:: Given entries ::
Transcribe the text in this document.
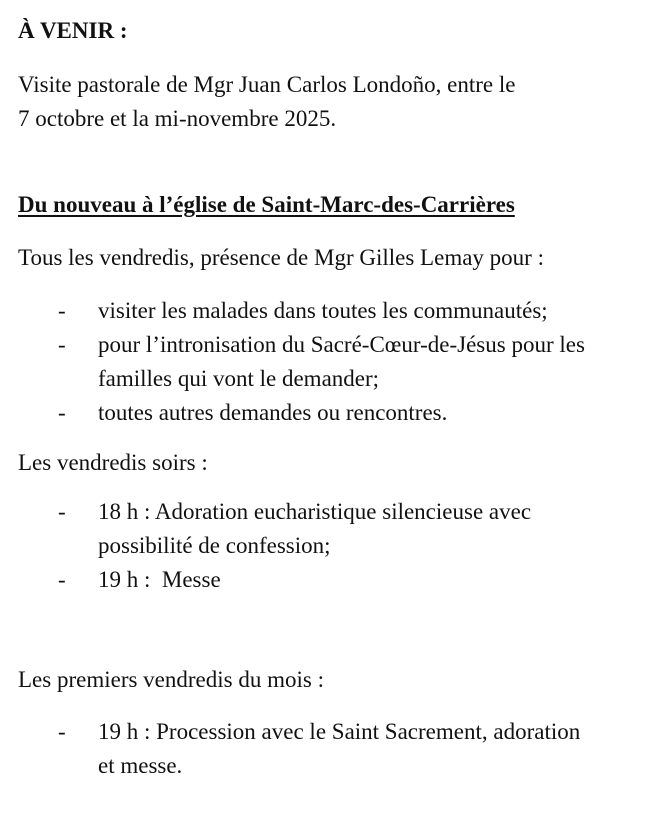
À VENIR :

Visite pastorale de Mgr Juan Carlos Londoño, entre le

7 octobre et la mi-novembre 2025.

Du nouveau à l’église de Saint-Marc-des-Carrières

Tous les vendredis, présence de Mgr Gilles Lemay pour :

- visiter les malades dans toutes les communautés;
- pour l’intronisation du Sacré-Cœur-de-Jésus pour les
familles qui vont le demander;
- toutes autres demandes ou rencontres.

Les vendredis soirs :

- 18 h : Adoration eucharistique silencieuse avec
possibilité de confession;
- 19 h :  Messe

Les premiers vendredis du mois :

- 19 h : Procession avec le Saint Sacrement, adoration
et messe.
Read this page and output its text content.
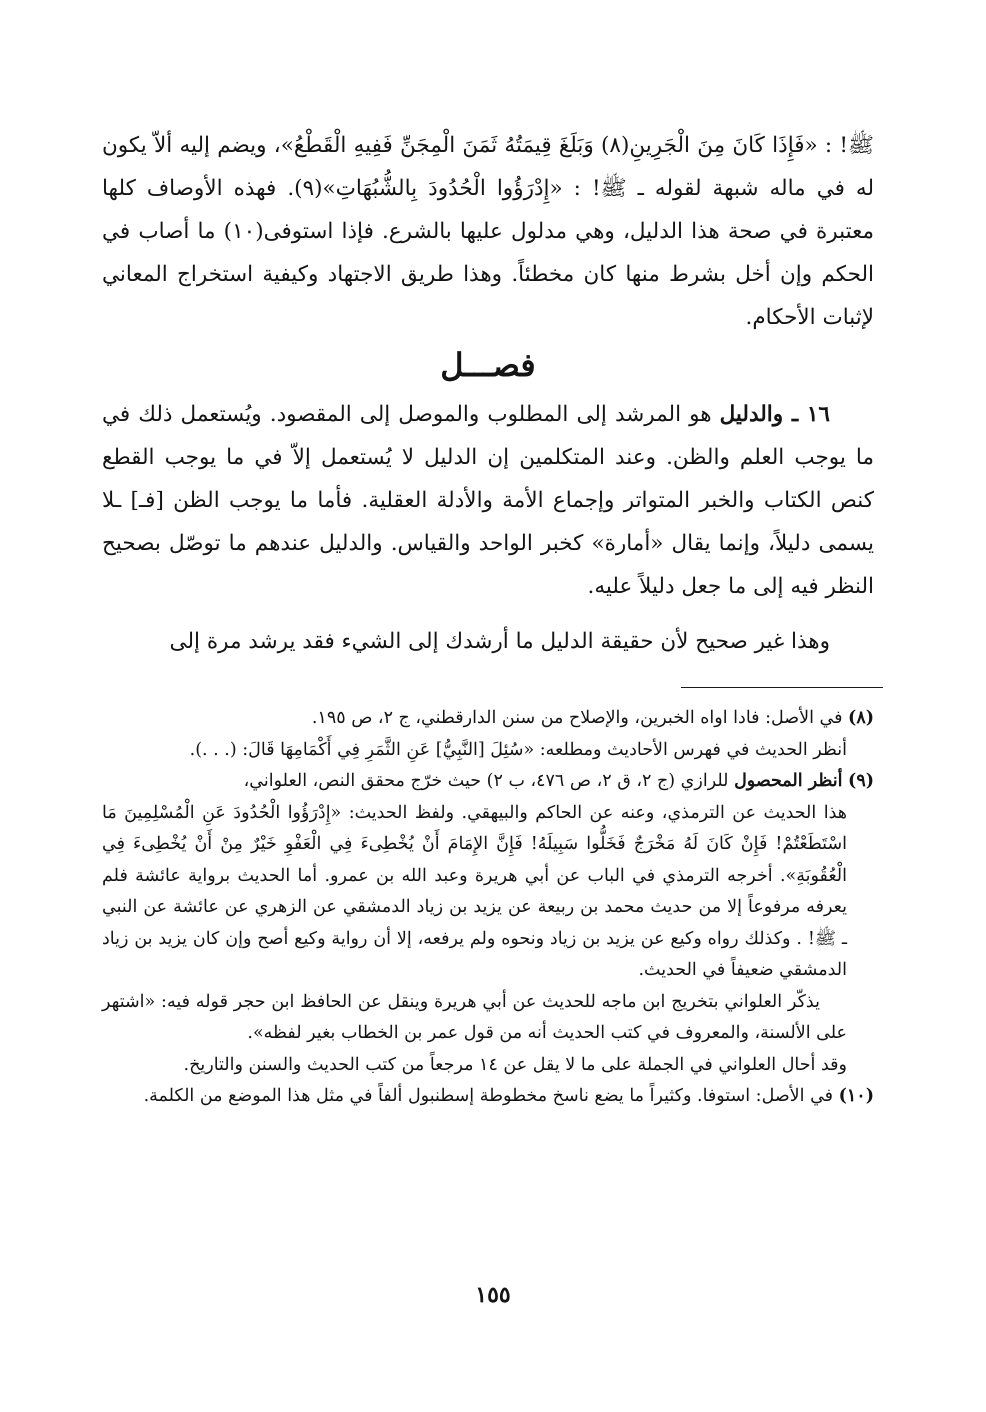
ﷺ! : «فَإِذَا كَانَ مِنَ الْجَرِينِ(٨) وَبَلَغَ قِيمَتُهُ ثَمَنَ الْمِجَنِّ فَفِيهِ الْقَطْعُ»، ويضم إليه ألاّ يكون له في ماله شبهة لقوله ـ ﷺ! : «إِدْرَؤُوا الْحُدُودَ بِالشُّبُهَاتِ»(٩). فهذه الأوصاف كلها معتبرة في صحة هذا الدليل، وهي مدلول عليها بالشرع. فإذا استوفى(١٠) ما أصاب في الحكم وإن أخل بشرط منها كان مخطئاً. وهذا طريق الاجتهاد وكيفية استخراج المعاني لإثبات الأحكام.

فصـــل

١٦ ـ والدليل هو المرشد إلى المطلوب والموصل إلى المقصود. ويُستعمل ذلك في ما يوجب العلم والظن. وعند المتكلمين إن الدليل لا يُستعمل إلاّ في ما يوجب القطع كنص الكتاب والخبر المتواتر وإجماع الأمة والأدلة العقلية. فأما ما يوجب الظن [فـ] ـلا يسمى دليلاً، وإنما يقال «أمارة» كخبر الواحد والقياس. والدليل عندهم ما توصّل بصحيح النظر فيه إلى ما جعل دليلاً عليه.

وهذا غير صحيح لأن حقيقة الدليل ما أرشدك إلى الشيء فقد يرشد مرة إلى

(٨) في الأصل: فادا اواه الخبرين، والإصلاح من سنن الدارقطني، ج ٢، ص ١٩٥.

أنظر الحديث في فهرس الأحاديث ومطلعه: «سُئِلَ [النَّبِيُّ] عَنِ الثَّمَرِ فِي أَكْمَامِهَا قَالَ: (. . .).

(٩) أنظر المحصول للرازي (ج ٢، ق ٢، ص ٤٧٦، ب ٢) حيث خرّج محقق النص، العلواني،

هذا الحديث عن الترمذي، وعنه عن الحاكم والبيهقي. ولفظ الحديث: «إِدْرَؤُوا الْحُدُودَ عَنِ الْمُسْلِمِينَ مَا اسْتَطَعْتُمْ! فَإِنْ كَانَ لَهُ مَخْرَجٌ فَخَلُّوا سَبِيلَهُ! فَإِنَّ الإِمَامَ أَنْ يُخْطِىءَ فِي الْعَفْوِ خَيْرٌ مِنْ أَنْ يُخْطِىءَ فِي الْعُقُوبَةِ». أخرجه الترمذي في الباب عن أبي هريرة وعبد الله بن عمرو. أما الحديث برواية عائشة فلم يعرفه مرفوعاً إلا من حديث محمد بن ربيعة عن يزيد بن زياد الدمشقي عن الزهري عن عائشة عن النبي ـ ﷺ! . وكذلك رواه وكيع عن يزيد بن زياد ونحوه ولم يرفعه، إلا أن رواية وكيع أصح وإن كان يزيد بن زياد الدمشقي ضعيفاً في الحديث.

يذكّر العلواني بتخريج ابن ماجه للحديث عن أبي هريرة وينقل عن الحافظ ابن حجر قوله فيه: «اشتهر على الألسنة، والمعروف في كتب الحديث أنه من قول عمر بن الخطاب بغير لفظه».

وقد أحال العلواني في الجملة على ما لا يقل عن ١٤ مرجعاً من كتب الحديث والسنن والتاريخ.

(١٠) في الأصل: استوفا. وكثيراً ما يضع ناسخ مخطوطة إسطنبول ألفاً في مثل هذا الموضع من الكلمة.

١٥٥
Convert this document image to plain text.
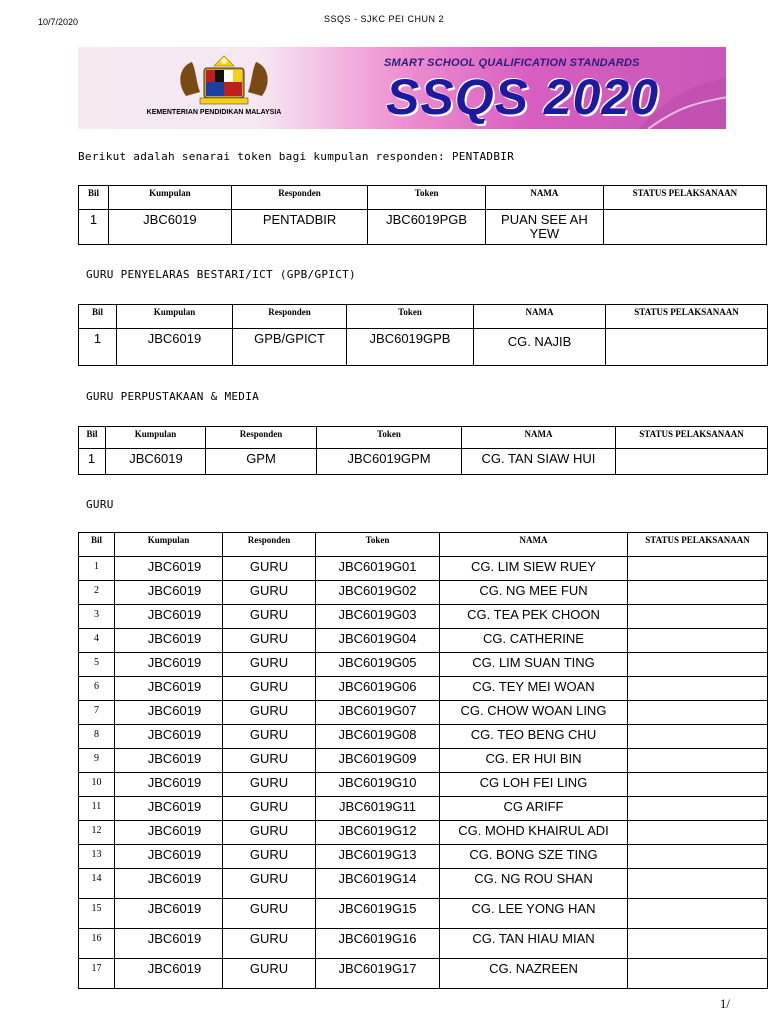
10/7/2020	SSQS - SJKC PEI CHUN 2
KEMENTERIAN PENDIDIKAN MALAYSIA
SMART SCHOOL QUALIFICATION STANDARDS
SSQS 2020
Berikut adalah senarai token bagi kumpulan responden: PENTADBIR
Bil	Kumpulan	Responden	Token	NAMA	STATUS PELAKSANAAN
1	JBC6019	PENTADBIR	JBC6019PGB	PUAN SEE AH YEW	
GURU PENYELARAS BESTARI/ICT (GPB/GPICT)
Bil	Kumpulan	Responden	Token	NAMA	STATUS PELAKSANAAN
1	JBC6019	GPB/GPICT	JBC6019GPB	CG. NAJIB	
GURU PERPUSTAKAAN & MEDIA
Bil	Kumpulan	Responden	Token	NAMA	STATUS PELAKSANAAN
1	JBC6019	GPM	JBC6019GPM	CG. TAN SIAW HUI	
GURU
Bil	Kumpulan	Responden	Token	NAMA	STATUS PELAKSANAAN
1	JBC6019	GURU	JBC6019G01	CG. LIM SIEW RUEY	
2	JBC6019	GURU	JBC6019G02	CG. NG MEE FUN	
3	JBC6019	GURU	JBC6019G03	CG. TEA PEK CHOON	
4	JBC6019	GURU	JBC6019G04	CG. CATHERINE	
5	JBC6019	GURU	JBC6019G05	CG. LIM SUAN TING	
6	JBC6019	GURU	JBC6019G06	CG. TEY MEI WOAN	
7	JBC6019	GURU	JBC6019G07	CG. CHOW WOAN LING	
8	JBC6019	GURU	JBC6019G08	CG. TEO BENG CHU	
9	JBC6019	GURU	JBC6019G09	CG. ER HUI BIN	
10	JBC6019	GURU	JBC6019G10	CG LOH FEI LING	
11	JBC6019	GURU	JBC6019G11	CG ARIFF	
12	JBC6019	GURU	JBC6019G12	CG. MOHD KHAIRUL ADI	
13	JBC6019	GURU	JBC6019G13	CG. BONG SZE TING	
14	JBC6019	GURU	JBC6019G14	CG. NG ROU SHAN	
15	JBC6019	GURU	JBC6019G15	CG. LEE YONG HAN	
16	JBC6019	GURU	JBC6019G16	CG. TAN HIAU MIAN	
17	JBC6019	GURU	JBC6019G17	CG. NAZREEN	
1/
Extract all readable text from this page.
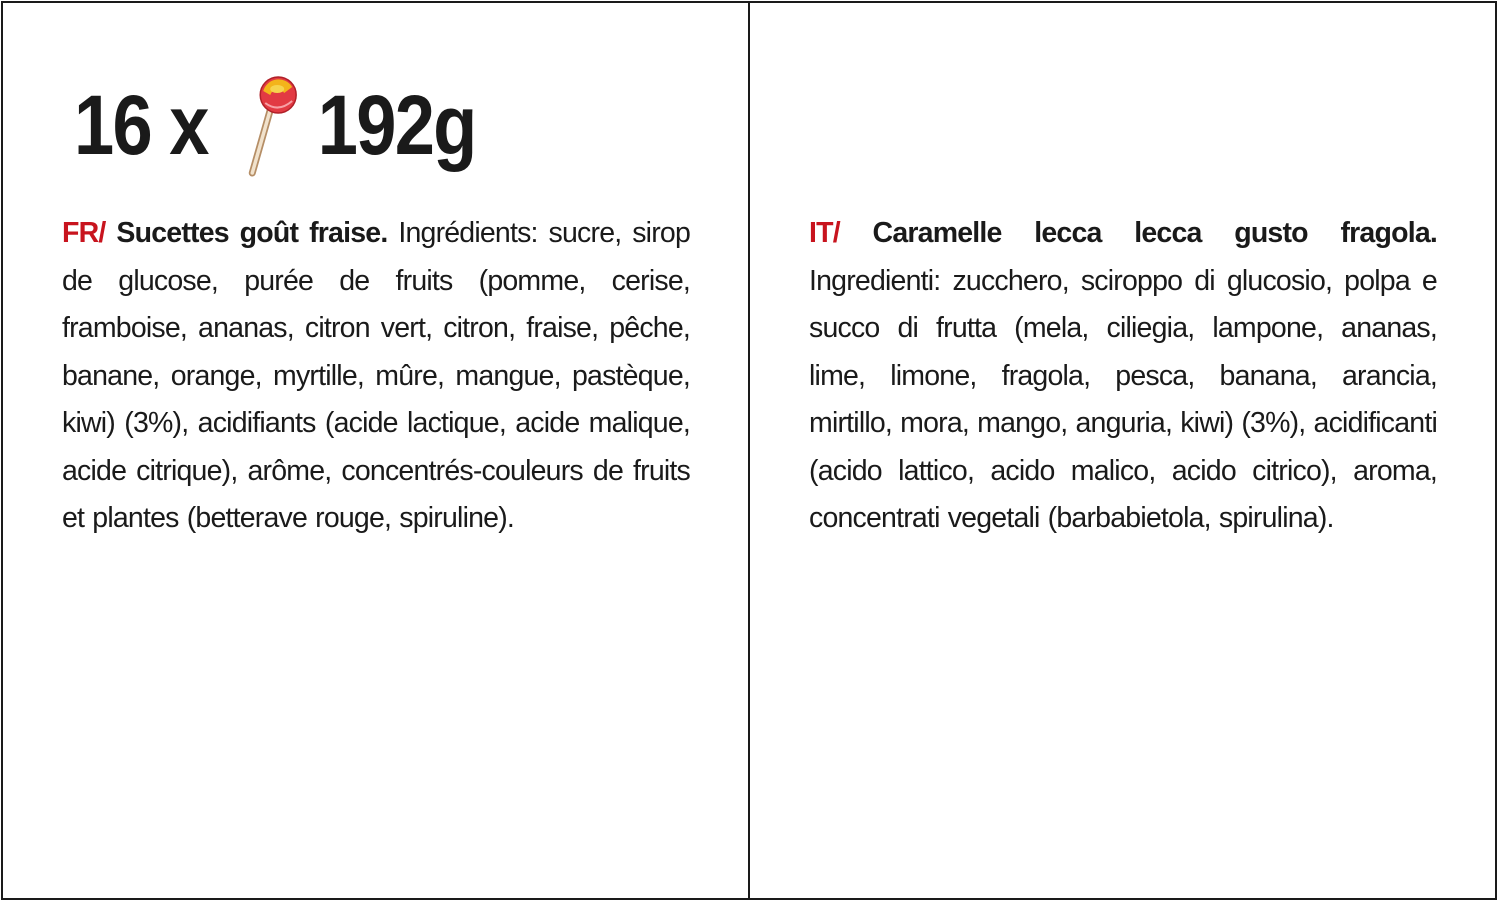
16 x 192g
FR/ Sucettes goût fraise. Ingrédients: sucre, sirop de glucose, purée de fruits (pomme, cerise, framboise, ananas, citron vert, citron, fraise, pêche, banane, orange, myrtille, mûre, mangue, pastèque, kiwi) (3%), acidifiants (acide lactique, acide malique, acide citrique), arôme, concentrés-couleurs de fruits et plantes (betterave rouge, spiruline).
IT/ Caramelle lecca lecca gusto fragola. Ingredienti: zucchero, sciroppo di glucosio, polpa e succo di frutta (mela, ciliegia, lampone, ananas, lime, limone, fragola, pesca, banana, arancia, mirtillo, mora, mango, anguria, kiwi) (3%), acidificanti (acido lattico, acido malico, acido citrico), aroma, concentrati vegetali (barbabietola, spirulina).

:: The exercise ::
Copy the lines from the entries above in which the word "الأصل" appears.

:: Exercise solution ::
(٨) في الأصل: فادا اواه الخبرين، والإصلاح من سنن الدارقطني، ج ٢، ص ١٩٥.
(١٠) في الأصل: استوفا. وكثيراً ما يضع ناسخ مخطوطة إسطنبول ألفاً في مثل هذا الموضع من الكلمة.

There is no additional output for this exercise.